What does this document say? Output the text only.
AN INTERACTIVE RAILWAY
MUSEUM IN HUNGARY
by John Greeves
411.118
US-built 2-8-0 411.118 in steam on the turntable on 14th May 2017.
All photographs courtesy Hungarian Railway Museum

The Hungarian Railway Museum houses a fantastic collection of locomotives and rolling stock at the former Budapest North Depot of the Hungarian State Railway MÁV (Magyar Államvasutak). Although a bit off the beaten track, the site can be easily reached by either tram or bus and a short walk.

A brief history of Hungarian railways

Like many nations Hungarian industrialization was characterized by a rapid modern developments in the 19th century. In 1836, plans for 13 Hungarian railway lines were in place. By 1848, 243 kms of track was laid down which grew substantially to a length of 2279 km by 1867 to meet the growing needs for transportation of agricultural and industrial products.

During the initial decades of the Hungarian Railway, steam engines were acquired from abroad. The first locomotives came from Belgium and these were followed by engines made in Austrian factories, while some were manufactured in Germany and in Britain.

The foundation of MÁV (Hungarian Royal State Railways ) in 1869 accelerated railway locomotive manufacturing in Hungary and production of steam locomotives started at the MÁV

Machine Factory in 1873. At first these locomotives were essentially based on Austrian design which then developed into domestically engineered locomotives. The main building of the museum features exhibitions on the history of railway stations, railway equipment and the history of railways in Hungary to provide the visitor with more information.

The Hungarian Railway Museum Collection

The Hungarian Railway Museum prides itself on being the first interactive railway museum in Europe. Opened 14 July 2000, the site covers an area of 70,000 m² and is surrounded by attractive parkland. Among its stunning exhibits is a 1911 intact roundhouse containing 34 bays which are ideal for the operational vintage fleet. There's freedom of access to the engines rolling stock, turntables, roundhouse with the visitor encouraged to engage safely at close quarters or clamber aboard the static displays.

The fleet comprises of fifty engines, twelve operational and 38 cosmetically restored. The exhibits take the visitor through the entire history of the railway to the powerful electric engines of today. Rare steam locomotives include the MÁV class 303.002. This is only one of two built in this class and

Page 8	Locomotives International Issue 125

_ _ _

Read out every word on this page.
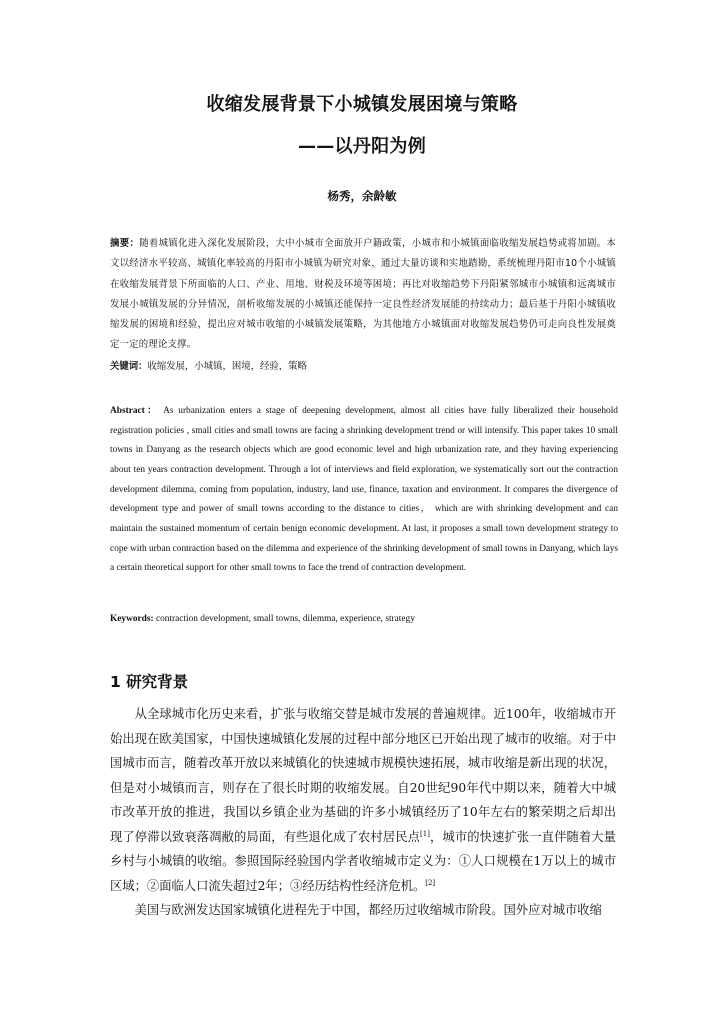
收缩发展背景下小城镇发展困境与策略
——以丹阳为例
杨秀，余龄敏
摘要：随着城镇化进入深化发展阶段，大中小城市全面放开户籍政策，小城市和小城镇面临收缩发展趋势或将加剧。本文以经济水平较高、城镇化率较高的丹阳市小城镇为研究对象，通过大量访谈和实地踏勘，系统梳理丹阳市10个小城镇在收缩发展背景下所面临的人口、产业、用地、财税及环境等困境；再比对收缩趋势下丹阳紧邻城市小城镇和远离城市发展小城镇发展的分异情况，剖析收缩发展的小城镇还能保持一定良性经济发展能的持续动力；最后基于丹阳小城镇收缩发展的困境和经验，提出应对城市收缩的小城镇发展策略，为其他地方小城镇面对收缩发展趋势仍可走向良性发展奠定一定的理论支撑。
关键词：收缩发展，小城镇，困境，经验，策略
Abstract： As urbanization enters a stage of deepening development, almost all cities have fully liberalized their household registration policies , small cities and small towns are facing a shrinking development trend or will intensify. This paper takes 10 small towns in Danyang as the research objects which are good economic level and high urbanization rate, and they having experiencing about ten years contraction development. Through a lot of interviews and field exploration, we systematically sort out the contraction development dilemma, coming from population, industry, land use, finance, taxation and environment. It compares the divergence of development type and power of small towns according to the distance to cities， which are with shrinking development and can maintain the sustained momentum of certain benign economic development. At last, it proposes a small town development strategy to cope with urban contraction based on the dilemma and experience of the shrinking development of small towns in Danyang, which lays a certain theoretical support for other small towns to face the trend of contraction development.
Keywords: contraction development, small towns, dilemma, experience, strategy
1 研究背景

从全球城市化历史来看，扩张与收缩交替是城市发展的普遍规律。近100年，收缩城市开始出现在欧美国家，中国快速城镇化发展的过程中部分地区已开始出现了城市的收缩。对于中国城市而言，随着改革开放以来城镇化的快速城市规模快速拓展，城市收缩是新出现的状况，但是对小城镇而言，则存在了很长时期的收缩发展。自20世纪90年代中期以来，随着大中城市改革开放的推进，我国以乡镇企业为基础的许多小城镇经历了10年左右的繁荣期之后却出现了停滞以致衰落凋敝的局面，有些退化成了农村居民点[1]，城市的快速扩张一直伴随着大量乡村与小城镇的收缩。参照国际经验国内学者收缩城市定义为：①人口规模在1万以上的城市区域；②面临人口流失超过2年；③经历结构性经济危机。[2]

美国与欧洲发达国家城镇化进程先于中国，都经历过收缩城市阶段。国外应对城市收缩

_ _ _

Instructions for the task:
How many of the lines above hold the word "track"? Give only that number.

Final result:
2